> [DOCUMENT EXCERPT]
================
(Roughly) Daily

Posts Tagged ‘engagement

“The best way out is always through”*…

A humorous reinterpretation of the classic Uncle Sam military recruitment poster, featuring the phrase 'I WANT YOU TO STAND THERE AND FEEL VERY SAD' alongside an illustration of Uncle Sam pointing.

Adam Mastroianni (and here) with a diagnosis of the malaise (“Borg vibes,” as he calls them) that so many of us feel– and a remedy (or, at least, a constructive response)…

Everyone I know has given up. That’s how it feels, at least. There’s a creeping sense that the jig is up, the fix is in, and the party’s over. The Earth is burning, democracies are backsliding, AI is advancing, cities are crumbling—somehow everything sucks and it’s more expensive than it was last year. It’s the worst kind of armageddon, the kind that doesn’t even lower the rent.

We had the chance to prevent or solve these problems, the thinking goes, but we missed it. Now we’re past the point of no return. The world’s gonna end in fascists and ashes, and the only people still smiling are the ones trying to sell you something. It feels like we’re living through the Book of Revelation, but instead of the Seven Seals and the apocalyptic trumpeters, we have New York Times push notifications.
================
> [DATA LISTING]

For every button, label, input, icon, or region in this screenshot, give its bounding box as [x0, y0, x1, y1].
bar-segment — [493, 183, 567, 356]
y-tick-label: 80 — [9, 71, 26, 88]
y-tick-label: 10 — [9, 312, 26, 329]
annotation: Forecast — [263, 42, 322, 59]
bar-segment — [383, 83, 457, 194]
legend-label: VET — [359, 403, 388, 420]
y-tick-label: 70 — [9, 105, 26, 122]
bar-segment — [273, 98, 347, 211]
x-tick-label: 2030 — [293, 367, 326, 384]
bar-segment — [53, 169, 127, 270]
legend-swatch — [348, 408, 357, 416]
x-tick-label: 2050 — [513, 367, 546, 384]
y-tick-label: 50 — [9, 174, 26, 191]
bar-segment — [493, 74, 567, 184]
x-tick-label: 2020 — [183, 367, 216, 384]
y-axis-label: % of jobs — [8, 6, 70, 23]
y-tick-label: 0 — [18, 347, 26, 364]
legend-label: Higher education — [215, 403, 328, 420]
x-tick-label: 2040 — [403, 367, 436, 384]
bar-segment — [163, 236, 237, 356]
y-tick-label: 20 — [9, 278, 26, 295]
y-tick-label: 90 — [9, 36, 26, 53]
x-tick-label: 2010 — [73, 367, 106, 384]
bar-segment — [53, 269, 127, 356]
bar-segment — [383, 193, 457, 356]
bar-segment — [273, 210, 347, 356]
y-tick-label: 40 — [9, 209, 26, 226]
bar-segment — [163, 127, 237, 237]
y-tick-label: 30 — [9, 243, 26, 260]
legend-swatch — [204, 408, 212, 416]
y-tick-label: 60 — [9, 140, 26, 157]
================
> [CHECK YOUR UNDERSTANDING]
[1] Rewrite the paragraph of the blog post about collective despair that begins "We had the chance to prevent" in a shorter form, keeping its main facts.
[2] Extract the portion of the blog post about collective despair between "Posts Tagged ‘engagement" and "Uncle Sam pointing.", inclusive.
[3] Continue the blog post about collective despair from the point where it stops.

> [RESPONSES]
[1] The prevailing view is that we missed our chance to prevent or solve these problems and are now past the point of no return. The world seems headed for fascism and ashes, and only people selling something still smile. It feels like living through the Book of Revelation, with New York Times push notifications in place of the Seven Seals and apocalyptic trumpeters.

[2]
Posts Tagged ‘engagement

“The best way out is always through”*…

A humorous reinterpretation of the classic Uncle Sam military recruitment poster, featuring the phrase 'I WANT YOU TO STAND THERE AND FEEL VERY SAD' alongside an illustration of Uncle Sam pointing.

[3]
On the one hand, it’s totally understandable that these crises would make us want to curl up and die. If the world was withering for lack of hot takes, I’d assemble a daredevil crew and we’d be there in an instant. But if history is heading more in the warlords ‘n’ water wars direction, I’m out.

On other hand, this reaction is totally bonkers. If our backs are against the wall, shouldn’t we put up our dukes? For people supposedly facing the breakdown of our society, our response is less fight-or-flight and more freeze-and-unease, frown-and-lie-down, and despair-and-stay-there.

Maybe humanity has finally met its match, but even though people talk like that’s the case, the way they act is weirdly…normal. Every conversation has a dead-man-walking flavor to it, and yet the dead men keep on walking. “Yeah, so everything’s doomed and we’re all gonna die. Anyway, talk to ya later, I gotta put the lasagna in the oven.” If things are just about to go kaput, why is everyone still working 60 hours a week?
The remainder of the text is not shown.